AIM:
Pull out each line of the data that includes the word "accepted".

[Data excerpts]
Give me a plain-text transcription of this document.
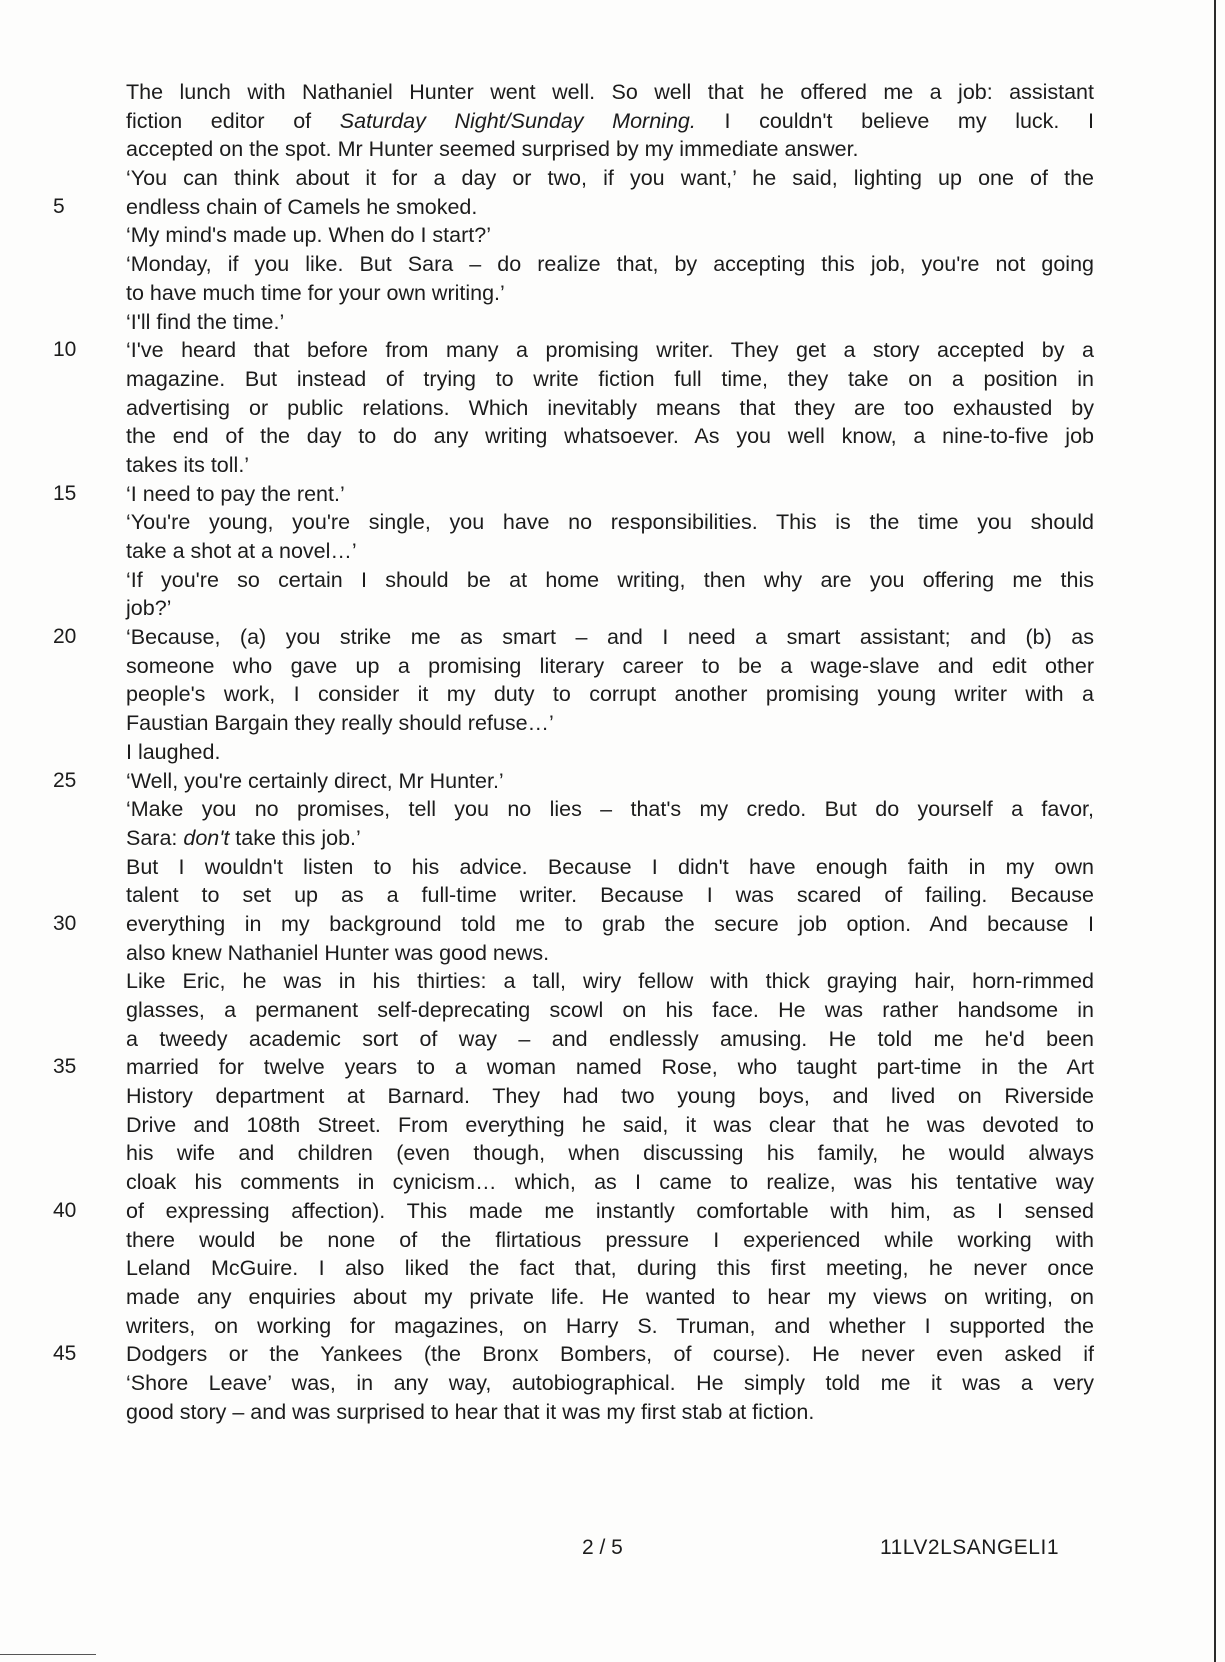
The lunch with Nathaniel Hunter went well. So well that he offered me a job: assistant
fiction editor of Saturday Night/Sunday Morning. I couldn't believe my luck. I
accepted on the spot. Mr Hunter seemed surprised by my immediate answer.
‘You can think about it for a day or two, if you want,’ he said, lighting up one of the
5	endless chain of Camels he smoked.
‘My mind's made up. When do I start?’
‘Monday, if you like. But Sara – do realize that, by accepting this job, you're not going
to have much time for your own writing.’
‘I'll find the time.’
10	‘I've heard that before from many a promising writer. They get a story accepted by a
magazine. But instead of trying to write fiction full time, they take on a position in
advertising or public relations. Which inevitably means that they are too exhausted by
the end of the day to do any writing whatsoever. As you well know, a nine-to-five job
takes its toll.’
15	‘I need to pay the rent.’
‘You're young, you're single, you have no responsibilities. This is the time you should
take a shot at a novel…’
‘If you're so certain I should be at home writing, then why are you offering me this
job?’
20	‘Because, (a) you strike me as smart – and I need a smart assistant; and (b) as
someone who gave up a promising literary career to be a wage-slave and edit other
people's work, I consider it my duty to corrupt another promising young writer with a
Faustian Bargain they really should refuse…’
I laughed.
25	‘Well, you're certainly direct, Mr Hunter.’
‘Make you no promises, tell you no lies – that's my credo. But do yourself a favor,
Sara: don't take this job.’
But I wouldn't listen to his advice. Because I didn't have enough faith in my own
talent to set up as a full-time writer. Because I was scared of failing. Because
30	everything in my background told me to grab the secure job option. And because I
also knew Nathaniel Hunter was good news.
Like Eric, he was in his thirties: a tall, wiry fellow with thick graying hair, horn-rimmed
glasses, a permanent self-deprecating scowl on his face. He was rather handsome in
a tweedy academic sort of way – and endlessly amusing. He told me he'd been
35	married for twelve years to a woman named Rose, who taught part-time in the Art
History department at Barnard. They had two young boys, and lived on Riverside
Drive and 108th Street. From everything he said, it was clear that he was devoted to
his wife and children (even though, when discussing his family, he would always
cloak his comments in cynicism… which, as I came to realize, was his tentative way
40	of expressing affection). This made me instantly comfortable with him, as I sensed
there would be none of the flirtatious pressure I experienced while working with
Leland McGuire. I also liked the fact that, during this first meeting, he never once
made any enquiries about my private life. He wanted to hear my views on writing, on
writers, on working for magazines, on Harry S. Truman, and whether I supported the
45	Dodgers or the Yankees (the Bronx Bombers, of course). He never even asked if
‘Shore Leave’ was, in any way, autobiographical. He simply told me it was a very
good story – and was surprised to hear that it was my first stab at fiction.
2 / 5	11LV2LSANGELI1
...
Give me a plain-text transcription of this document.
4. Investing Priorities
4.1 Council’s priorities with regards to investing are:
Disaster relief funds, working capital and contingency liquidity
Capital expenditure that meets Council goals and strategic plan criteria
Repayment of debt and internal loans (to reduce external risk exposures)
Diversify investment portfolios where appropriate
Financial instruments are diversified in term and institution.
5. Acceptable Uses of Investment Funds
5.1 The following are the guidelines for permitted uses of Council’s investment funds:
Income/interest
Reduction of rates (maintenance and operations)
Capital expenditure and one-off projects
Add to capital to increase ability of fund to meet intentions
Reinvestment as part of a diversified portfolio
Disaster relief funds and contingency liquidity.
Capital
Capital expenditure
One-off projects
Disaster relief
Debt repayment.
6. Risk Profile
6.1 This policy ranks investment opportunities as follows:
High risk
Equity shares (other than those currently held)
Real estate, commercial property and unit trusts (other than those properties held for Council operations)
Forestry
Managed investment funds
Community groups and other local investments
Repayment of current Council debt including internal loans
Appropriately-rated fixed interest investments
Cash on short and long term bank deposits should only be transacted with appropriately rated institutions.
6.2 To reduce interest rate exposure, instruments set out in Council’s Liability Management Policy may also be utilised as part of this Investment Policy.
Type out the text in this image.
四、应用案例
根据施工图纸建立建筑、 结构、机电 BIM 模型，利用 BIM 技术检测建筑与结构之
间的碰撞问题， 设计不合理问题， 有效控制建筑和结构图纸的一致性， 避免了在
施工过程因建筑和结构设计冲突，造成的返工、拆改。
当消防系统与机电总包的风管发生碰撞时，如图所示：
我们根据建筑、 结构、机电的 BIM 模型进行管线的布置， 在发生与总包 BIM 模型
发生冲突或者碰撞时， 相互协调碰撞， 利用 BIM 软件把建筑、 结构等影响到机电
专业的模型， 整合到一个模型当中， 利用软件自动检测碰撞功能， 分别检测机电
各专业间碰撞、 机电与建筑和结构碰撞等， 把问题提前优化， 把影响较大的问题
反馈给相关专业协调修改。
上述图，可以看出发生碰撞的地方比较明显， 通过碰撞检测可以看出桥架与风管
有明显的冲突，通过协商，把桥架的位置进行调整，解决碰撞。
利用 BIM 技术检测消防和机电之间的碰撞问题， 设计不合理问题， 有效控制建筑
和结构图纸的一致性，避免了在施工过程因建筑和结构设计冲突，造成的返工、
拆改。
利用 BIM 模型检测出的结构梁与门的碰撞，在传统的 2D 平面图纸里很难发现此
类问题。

RESULT OF THE TASK:
accepted on the spot. Mr Hunter seemed surprised by my immediate answer.
10	‘I've heard that before from many a promising writer. They get a story accepted by a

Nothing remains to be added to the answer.